→ **DIRECTION A**: Copy out the rows word for word, everything from the first row down through the line containing "ipv4-address-label: IPv4 地址: <box>114", and nothing beyond it.

→ **TEXT BLOCK**:
Millett said the brain of a child who is worked with often and early in life looks physically different then a child who is shoved into the corner and ignored.

He cited a study in which kids were separated into groups. One group was given state-of-the-art cognitive learning, and the other group was not. Without exception, Millett said, all of those in the first group earned more money, had fewer children out of wedlock and were less likely to become incarcerated.

“The kids that have been worked with are more likely to become tax generators then tax consumers,” said Millett.

In fact, that same study found that for every dollar spent on a child’s education, that child would be able to make eight dollars more.

“The earlier you invest in a child, the higher the return,” Millett said.

Millett said education should not be considered kindergarten through the senior year of high school. It should be considered pre-kindergarten through at least 20 years old, if not eternity.

“Lack of coordinating pre-K through high school will have a negative impact on the U.S.,” said Millett.

Many countries around the world already recognize that to be true, said Millett, and some companies are also recognizing this need. Millett sometimes introduces companies that want to be shown the benefit of education for their employees to four- and five-star early education programs.

Once, while in a conference, Millett was asked to join with a crowd in shouting “USA, we’re number one.” Later, the crowd were shown statistics that now make Millett say, “We used to be.”

According to Millett, a study determined that 15-year-olds in America rank 15th among other countries in their reading proficiency. That same group was found to rank 17th in their science proficiency and 25th in their math proficiency when competing with children from other countries.

“It’s not that we’re stupider then we used to be,” said Millett. “It’s that the rest of the world is smarter.”

Millett says we need to teach children from an early age to think and be creative. America has taught its children that if they memorize facts they are educated. Millett calls this obsoledge. Obsoledge is a word growing in popularity that combines the words obsolete and knowledge.

“If you just memorize things you become less relevant,” said Millett. “Those things you remember will become replaced by something else.”

→ **DATASET ENTRIES**:
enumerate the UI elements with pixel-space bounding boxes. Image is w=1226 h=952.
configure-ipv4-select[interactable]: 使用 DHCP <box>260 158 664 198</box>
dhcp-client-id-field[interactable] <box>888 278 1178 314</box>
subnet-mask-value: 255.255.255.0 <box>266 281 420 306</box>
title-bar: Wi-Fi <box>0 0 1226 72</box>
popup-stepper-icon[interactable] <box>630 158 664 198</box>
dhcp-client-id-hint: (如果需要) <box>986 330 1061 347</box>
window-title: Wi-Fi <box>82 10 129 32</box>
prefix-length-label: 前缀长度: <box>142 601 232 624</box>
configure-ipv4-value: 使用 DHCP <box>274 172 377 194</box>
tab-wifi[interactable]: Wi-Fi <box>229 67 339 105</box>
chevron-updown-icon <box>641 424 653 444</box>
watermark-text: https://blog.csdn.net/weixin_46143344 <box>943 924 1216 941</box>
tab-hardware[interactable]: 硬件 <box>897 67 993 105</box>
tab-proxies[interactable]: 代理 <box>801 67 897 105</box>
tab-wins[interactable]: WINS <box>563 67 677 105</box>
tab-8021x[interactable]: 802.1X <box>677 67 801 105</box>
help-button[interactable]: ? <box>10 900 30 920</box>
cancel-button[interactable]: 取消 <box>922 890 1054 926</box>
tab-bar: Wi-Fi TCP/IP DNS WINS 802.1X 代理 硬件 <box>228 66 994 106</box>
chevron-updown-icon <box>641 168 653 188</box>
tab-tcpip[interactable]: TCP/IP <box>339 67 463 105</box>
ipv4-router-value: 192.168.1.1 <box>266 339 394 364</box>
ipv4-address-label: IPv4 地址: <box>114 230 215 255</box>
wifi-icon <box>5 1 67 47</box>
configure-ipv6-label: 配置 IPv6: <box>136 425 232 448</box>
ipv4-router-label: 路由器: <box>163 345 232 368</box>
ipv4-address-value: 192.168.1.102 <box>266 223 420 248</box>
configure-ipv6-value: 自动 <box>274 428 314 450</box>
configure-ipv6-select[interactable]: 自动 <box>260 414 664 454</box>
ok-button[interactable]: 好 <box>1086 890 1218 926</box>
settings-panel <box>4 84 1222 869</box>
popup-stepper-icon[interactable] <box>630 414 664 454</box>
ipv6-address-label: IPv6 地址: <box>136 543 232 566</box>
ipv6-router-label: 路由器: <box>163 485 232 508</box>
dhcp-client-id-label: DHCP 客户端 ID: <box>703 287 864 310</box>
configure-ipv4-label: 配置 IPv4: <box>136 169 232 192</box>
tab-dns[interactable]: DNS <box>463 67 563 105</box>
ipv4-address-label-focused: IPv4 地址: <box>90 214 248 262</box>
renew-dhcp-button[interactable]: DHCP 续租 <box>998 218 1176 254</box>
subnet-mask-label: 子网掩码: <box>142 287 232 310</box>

→ **DIRECTION B**: Write what comes next in the article on early childhood education, picking up after its final sentence.

→ **FINAL RESULT A**:
enumerate the UI elements with pixel-space bounding boxes. Image is w=1226 h=952.
configure-ipv4-select[interactable]: 使用 DHCP <box>260 158 664 198</box>
dhcp-client-id-field[interactable] <box>888 278 1178 314</box>
subnet-mask-value: 255.255.255.0 <box>266 281 420 306</box>
title-bar: Wi-Fi <box>0 0 1226 72</box>
popup-stepper-icon[interactable] <box>630 158 664 198</box>
dhcp-client-id-hint: (如果需要) <box>986 330 1061 347</box>
window-title: Wi-Fi <box>82 10 129 32</box>
prefix-length-label: 前缀长度: <box>142 601 232 624</box>
configure-ipv4-value: 使用 DHCP <box>274 172 377 194</box>
tab-wifi[interactable]: Wi-Fi <box>229 67 339 105</box>
chevron-updown-icon <box>641 424 653 444</box>
watermark-text: https://blog.csdn.net/weixin_46143344 <box>943 924 1216 941</box>
tab-hardware[interactable]: 硬件 <box>897 67 993 105</box>
tab-proxies[interactable]: 代理 <box>801 67 897 105</box>
tab-wins[interactable]: WINS <box>563 67 677 105</box>
tab-8021x[interactable]: 802.1X <box>677 67 801 105</box>
help-button[interactable]: ? <box>10 900 30 920</box>
cancel-button[interactable]: 取消 <box>922 890 1054 926</box>
tab-bar: Wi-Fi TCP/IP DNS WINS 802.1X 代理 硬件 <box>228 66 994 106</box>
chevron-updown-icon <box>641 168 653 188</box>
tab-tcpip[interactable]: TCP/IP <box>339 67 463 105</box>
ipv4-router-value: 192.168.1.1 <box>266 339 394 364</box>
ipv4-address-label: IPv4 地址: <box>114 230 215 255</box>

→ **FINAL RESULT B**:
In Millett’s opinion, Americans need to teach our children not to remember, but to think and anticipate. He also said that this needs to be taught very early in life.

If we remember both the disasters of the Challenger and Columbia space shuttles, he said, those disasters both stemmed from a failure during the launch. According to Millett, this is the same for our children. Failure to educate children before they reach kindergarten, he said, is a failure to launch them to where they need to be.

“When we botched that, that fail causes long unemployment lines, people without skills to compete, kids in poverty, high rates of incarceration, and us paying the tab for all of that,” said Millett.

Some statistics involving Rockingham County are troubling to Millett. The number of children in North Carolina who graduate from high school is 78.1 percent, but in Rockingham County that number drops to 68.9 percent.

While Millett said that this is a huge difference, Reidsville Mayor James Festerman could be heard in the crowd saying, “But that’s 10 percent.”

Another unsettling statistic, according to Millett, is one showing that 22.5 percent of North Carolina residents graduate from college. But here in Rockingham County, that number drops to 10.8 percent.

Several local residents who attended Millett’s speech told him there is a stigma in Rockingham County that the community shouldn’t bother to spend extra funds to educate children, because they will eventually just leave the county.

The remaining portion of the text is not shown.